• _Task requirements_: Show all lines from the listing below that contain "Iran".

• _Excerpted data_:
** START **
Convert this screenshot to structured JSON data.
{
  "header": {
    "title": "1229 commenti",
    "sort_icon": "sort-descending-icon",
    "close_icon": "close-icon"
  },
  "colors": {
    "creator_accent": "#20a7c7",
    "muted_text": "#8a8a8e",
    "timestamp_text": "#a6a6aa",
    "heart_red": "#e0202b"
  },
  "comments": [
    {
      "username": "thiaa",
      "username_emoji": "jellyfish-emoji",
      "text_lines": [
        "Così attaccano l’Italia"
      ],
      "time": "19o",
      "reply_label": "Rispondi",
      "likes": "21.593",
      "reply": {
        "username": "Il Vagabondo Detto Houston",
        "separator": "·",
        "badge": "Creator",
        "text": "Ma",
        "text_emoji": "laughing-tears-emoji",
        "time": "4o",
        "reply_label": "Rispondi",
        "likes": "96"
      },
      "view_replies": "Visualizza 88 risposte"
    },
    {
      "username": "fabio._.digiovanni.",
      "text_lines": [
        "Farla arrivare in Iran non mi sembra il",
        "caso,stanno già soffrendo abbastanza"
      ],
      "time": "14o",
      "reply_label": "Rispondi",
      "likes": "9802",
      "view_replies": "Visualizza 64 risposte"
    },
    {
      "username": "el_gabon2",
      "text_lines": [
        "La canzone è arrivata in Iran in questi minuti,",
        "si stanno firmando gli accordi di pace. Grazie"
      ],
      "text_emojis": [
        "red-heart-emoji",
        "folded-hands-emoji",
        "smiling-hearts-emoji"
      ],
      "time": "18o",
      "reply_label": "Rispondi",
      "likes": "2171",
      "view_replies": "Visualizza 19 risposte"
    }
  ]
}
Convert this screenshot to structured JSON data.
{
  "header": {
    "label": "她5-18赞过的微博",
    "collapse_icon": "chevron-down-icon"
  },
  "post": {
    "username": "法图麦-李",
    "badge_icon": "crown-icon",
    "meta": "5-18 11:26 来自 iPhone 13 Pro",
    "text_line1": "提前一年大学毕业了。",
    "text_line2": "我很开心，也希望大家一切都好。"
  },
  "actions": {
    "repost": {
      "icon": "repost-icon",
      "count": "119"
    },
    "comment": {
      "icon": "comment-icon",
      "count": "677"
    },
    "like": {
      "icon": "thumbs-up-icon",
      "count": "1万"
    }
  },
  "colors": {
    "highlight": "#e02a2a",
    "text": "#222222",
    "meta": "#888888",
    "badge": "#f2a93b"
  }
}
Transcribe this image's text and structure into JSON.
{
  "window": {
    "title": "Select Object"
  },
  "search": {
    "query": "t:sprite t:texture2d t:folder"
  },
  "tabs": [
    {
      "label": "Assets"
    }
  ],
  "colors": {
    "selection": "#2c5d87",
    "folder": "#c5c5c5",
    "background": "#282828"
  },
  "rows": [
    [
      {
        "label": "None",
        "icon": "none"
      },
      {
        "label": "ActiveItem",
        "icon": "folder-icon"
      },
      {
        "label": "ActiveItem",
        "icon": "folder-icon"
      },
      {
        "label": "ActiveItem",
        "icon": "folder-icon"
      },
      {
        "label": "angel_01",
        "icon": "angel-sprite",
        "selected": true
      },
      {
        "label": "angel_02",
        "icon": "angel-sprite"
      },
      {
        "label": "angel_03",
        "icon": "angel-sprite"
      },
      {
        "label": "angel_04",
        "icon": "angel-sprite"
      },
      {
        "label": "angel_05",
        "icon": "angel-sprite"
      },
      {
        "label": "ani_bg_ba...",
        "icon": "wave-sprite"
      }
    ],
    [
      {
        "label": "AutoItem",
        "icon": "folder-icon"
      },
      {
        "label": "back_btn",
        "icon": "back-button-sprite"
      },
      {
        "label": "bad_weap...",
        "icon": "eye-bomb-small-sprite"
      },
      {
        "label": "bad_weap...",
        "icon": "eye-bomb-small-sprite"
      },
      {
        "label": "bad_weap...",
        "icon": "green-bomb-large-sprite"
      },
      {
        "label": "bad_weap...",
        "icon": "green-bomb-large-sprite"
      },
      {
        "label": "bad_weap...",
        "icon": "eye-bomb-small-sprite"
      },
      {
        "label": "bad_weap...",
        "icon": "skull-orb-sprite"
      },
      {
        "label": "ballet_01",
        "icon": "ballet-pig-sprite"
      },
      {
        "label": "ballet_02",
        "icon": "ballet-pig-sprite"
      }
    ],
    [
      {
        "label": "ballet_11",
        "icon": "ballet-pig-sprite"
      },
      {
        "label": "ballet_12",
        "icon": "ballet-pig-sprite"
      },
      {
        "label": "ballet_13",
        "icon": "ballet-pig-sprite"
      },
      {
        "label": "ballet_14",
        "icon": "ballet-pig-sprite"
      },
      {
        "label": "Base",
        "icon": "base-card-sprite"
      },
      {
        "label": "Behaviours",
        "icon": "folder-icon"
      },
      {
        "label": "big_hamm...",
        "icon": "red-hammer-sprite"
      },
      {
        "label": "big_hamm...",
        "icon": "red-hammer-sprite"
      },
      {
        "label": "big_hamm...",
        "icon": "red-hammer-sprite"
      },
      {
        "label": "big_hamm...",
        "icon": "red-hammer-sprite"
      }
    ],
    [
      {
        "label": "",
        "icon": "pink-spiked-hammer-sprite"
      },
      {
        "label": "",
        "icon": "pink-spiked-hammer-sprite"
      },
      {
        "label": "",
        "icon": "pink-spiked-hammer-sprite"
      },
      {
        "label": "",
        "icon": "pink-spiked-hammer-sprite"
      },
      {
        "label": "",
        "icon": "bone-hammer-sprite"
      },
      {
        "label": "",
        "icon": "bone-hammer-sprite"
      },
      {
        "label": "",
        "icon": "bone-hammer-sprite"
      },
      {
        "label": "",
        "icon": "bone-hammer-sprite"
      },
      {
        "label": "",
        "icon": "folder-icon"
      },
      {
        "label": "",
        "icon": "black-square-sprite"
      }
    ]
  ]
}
** END **
• _The result_:
        "Farla arrivare in Iran non mi sembra il",
        "La canzone è arrivata in Iran in questi minuti,",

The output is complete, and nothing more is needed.